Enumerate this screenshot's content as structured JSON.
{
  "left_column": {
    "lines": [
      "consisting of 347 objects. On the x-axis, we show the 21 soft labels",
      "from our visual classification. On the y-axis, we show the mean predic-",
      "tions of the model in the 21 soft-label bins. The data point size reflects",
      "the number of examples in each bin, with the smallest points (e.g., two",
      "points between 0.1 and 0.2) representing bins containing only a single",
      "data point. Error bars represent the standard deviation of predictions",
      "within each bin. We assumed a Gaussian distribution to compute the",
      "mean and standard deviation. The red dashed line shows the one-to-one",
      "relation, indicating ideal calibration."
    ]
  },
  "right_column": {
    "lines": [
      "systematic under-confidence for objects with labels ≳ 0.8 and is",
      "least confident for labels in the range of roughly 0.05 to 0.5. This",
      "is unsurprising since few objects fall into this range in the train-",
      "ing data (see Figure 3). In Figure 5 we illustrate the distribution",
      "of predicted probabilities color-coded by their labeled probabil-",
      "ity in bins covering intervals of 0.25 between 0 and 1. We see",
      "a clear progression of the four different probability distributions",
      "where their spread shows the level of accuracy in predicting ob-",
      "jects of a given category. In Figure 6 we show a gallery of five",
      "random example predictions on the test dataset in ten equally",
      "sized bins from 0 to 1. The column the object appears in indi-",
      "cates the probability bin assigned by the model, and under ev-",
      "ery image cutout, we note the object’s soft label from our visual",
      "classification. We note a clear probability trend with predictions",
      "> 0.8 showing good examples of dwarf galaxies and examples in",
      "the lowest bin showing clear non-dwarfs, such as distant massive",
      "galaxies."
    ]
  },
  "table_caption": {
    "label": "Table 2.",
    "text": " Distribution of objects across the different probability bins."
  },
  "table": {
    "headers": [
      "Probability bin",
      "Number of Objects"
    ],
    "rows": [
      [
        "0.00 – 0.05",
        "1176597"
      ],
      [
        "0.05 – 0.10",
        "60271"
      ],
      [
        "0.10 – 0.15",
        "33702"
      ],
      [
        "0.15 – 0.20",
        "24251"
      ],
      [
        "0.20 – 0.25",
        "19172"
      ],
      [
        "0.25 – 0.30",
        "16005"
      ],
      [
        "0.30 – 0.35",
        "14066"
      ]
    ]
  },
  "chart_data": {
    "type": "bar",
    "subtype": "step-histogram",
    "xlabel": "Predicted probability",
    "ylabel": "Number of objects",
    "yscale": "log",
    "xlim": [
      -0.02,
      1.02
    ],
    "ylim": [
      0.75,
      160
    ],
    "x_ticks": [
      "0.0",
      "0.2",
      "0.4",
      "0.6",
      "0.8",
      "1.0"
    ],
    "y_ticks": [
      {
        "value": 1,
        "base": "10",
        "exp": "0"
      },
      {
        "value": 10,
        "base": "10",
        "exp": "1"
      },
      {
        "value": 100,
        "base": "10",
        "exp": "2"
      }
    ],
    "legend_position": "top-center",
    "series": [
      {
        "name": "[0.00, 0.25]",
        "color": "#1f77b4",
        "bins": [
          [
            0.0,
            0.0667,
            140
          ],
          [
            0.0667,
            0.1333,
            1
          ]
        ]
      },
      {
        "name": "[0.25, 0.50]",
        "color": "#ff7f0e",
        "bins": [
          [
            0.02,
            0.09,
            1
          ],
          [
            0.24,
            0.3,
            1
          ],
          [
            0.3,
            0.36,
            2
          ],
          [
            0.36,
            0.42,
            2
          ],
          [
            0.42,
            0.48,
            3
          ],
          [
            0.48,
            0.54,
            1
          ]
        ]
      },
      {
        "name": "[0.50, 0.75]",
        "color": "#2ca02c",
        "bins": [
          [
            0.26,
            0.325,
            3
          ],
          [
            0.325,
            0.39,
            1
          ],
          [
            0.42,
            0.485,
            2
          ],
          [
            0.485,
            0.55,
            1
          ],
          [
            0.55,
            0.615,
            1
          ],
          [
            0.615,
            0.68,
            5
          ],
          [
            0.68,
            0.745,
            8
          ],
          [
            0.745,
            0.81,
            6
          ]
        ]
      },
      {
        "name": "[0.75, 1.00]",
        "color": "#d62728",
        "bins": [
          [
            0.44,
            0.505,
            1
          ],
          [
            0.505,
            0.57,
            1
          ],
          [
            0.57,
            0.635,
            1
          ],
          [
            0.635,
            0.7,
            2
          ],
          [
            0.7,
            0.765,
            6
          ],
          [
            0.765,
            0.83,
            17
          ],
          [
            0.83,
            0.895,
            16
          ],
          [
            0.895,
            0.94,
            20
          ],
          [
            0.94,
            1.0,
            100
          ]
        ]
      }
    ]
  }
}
******************************
* _DESCRIPTION OF THE TASK_: Copy each record from above exactly, and include every line.

* _EXERCISE OUTPUT_:
Enumerate this screenshot's content as structured JSON.
{
  "left_column": {
    "lines": [
      "consisting of 347 objects. On the x-axis, we show the 21 soft labels",
      "from our visual classification. On the y-axis, we show the mean predic-",
      "tions of the model in the 21 soft-label bins. The data point size reflects",
      "the number of examples in each bin, with the smallest points (e.g., two",
      "points between 0.1 and 0.2) representing bins containing only a single",
      "data point. Error bars represent the standard deviation of predictions",
      "within each bin. We assumed a Gaussian distribution to compute the",
      "mean and standard deviation. The red dashed line shows the one-to-one",
      "relation, indicating ideal calibration."
    ]
  },
  "right_column": {
    "lines": [
      "systematic under-confidence for objects with labels ≳ 0.8 and is",
      "least confident for labels in the range of roughly 0.05 to 0.5. This",
      "is unsurprising since few objects fall into this range in the train-",
      "ing data (see Figure 3). In Figure 5 we illustrate the distribution",
      "of predicted probabilities color-coded by their labeled probabil-",
      "ity in bins covering intervals of 0.25 between 0 and 1. We see",
      "a clear progression of the four different probability distributions",
      "where their spread shows the level of accuracy in predicting ob-",
      "jects of a given category. In Figure 6 we show a gallery of five",
      "random example predictions on the test dataset in ten equally",
      "sized bins from 0 to 1. The column the object appears in indi-",
      "cates the probability bin assigned by the model, and under ev-",
      "ery image cutout, we note the object’s soft label from our visual",
      "classification. We note a clear probability trend with predictions",
      "> 0.8 showing good examples of dwarf galaxies and examples in",
      "the lowest bin showing clear non-dwarfs, such as distant massive",
      "galaxies."
    ]
  },
  "table_caption": {
    "label": "Table 2.",
    "text": " Distribution of objects across the different probability bins."
  },
  "table": {
    "headers": [
      "Probability bin",
      "Number of Objects"
    ],
    "rows": [
      [
        "0.00 – 0.05",
        "1176597"
      ],
      [
        "0.05 – 0.10",
        "60271"
      ],
      [
        "0.10 – 0.15",
        "33702"
      ],
      [
        "0.15 – 0.20",
        "24251"
      ],
      [
        "0.20 – 0.25",
        "19172"
      ],
      [
        "0.25 – 0.30",
        "16005"
      ],
      [
        "0.30 – 0.35",
        "14066"
      ]
    ]
  },
  "chart_data": {
    "type": "bar",
    "subtype": "step-histogram",
    "xlabel": "Predicted probability",
    "ylabel": "Number of objects",
    "yscale": "log",
    "xlim": [
      -0.02,
      1.02
    ],
    "ylim": [
      0.75,
      160
    ],
    "x_ticks": [
      "0.0",
      "0.2",
      "0.4",
      "0.6",
      "0.8",
      "1.0"
    ],
    "y_ticks": [
      {
        "value": 1,
        "base": "10",
        "exp": "0"
      },
      {
        "value": 10,
        "base": "10",
        "exp": "1"
      },
      {
        "value": 100,
        "base": "10",
        "exp": "2"
      }
    ],
    "legend_position": "top-center",
    "series": [
      {
        "name": "[0.00, 0.25]",
        "color": "#1f77b4",
        "bins": [
          [
            0.0,
            0.0667,
            140
          ],
          [
            0.0667,
            0.1333,
            1
          ]
        ]
      },
      {
        "name": "[0.25, 0.50]",
        "color": "#ff7f0e",
        "bins": [
          [
            0.02,
            0.09,
            1
          ],
          [
            0.24,
            0.3,
            1
          ],
          [
            0.3,
            0.36,
            2
          ],
          [
            0.36,
            0.42,
            2
          ],
          [
            0.42,
            0.48,
            3
          ],
          [
            0.48,
            0.54,
            1
          ]
        ]
      },
      {
        "name": "[0.50, 0.75]",
        "color": "#2ca02c",
        "bins": [
          [
            0.26,
            0.325,
            3
          ],
          [
            0.325,
            0.39,
            1
          ],
          [
            0.42,
            0.485,
            2
          ],
          [
            0.485,
            0.55,
            1
          ],
          [
            0.55,
            0.615,
            1
          ],
          [
            0.615,
            0.68,
            5
          ],
          [
            0.68,
            0.745,
            8
          ],
          [
            0.745,
            0.81,
            6
          ]
        ]
      },
      {
        "name": "[0.75, 1.00]",
        "color": "#d62728",
        "bins": [
          [
            0.44,
            0.505,
            1
          ],
          [
            0.505,
            0.57,
            1
          ],
          [
            0.57,
            0.635,
            1
          ],
          [
            0.635,
            0.7,
            2
          ],
          [
            0.7,
            0.765,
            6
          ],
          [
            0.765,
            0.83,
            17
          ],
          [
            0.83,
            0.895,
            16
          ],
          [
            0.895,
            0.94,
            20
          ],
          [
            0.94,
            1.0,
            100
          ]
        ]
      }
    ]
  }
}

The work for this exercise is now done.